DATA FOR THIS EXERCISE:
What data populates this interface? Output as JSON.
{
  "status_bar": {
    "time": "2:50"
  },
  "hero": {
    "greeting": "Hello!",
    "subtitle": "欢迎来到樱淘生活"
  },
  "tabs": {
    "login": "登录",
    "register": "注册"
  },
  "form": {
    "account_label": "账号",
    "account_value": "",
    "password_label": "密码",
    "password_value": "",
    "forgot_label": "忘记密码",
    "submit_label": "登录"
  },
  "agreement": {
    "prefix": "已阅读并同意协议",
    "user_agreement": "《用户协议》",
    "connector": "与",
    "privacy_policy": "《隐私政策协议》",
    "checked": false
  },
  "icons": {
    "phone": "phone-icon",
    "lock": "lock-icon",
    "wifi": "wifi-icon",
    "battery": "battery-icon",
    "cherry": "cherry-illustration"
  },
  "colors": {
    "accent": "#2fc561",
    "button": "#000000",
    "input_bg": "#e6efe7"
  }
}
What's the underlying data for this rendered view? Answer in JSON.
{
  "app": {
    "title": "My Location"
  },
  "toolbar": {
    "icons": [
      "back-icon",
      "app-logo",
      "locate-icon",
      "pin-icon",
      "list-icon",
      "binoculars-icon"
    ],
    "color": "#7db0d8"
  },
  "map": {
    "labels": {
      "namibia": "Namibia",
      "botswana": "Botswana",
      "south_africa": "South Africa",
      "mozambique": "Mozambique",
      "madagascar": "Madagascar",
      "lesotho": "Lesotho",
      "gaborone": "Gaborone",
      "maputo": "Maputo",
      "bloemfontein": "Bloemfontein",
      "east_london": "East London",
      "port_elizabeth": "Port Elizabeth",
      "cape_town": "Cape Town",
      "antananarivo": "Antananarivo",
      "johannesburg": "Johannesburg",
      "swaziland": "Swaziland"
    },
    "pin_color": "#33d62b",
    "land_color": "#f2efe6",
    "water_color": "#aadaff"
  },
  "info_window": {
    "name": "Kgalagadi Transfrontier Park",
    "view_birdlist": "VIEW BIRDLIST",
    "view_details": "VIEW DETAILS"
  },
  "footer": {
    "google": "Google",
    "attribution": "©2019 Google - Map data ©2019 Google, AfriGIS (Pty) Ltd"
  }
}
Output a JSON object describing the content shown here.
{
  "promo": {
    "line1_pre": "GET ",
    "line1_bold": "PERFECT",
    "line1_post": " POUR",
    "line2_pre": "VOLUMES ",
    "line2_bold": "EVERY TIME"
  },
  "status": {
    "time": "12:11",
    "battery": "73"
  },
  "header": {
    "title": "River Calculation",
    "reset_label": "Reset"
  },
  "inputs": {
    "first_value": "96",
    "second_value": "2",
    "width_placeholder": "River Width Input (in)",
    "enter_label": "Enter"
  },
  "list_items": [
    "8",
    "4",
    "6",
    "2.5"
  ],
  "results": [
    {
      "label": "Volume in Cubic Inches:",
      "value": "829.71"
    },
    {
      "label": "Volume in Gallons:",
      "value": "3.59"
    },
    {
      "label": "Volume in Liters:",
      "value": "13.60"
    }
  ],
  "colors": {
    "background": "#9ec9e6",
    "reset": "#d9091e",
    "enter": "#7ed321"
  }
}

REQUIREMENT: Return the entries in full, keeping every line exactly as it is.

SOLUTION FOR THIS TASK:
What data populates this interface? Output as JSON.
{
  "status_bar": {
    "time": "2:50"
  },
  "hero": {
    "greeting": "Hello!",
    "subtitle": "欢迎来到樱淘生活"
  },
  "tabs": {
    "login": "登录",
    "register": "注册"
  },
  "form": {
    "account_label": "账号",
    "account_value": "",
    "password_label": "密码",
    "password_value": "",
    "forgot_label": "忘记密码",
    "submit_label": "登录"
  },
  "agreement": {
    "prefix": "已阅读并同意协议",
    "user_agreement": "《用户协议》",
    "connector": "与",
    "privacy_policy": "《隐私政策协议》",
    "checked": false
  },
  "icons": {
    "phone": "phone-icon",
    "lock": "lock-icon",
    "wifi": "wifi-icon",
    "battery": "battery-icon",
    "cherry": "cherry-illustration"
  },
  "colors": {
    "accent": "#2fc561",
    "button": "#000000",
    "input_bg": "#e6efe7"
  }
}
What's the underlying data for this rendered view? Answer in JSON.
{
  "app": {
    "title": "My Location"
  },
  "toolbar": {
    "icons": [
      "back-icon",
      "app-logo",
      "locate-icon",
      "pin-icon",
      "list-icon",
      "binoculars-icon"
    ],
    "color": "#7db0d8"
  },
  "map": {
    "labels": {
      "namibia": "Namibia",
      "botswana": "Botswana",
      "south_africa": "South Africa",
      "mozambique": "Mozambique",
      "madagascar": "Madagascar",
      "lesotho": "Lesotho",
      "gaborone": "Gaborone",
      "maputo": "Maputo",
      "bloemfontein": "Bloemfontein",
      "east_london": "East London",
      "port_elizabeth": "Port Elizabeth",
      "cape_town": "Cape Town",
      "antananarivo": "Antananarivo",
      "johannesburg": "Johannesburg",
      "swaziland": "Swaziland"
    },
    "pin_color": "#33d62b",
    "land_color": "#f2efe6",
    "water_color": "#aadaff"
  },
  "info_window": {
    "name": "Kgalagadi Transfrontier Park",
    "view_birdlist": "VIEW BIRDLIST",
    "view_details": "VIEW DETAILS"
  },
  "footer": {
    "google": "Google",
    "attribution": "©2019 Google - Map data ©2019 Google, AfriGIS (Pty) Ltd"
  }
}
Output a JSON object describing the content shown here.
{
  "promo": {
    "line1_pre": "GET ",
    "line1_bold": "PERFECT",
    "line1_post": " POUR",
    "line2_pre": "VOLUMES ",
    "line2_bold": "EVERY TIME"
  },
  "status": {
    "time": "12:11",
    "battery": "73"
  },
  "header": {
    "title": "River Calculation",
    "reset_label": "Reset"
  },
  "inputs": {
    "first_value": "96",
    "second_value": "2",
    "width_placeholder": "River Width Input (in)",
    "enter_label": "Enter"
  },
  "list_items": [
    "8",
    "4",
    "6",
    "2.5"
  ],
  "results": [
    {
      "label": "Volume in Cubic Inches:",
      "value": "829.71"
    },
    {
      "label": "Volume in Gallons:",
      "value": "3.59"
    },
    {
      "label": "Volume in Liters:",
      "value": "13.60"
    }
  ],
  "colors": {
    "background": "#9ec9e6",
    "reset": "#d9091e",
    "enter": "#7ed321"
  }
}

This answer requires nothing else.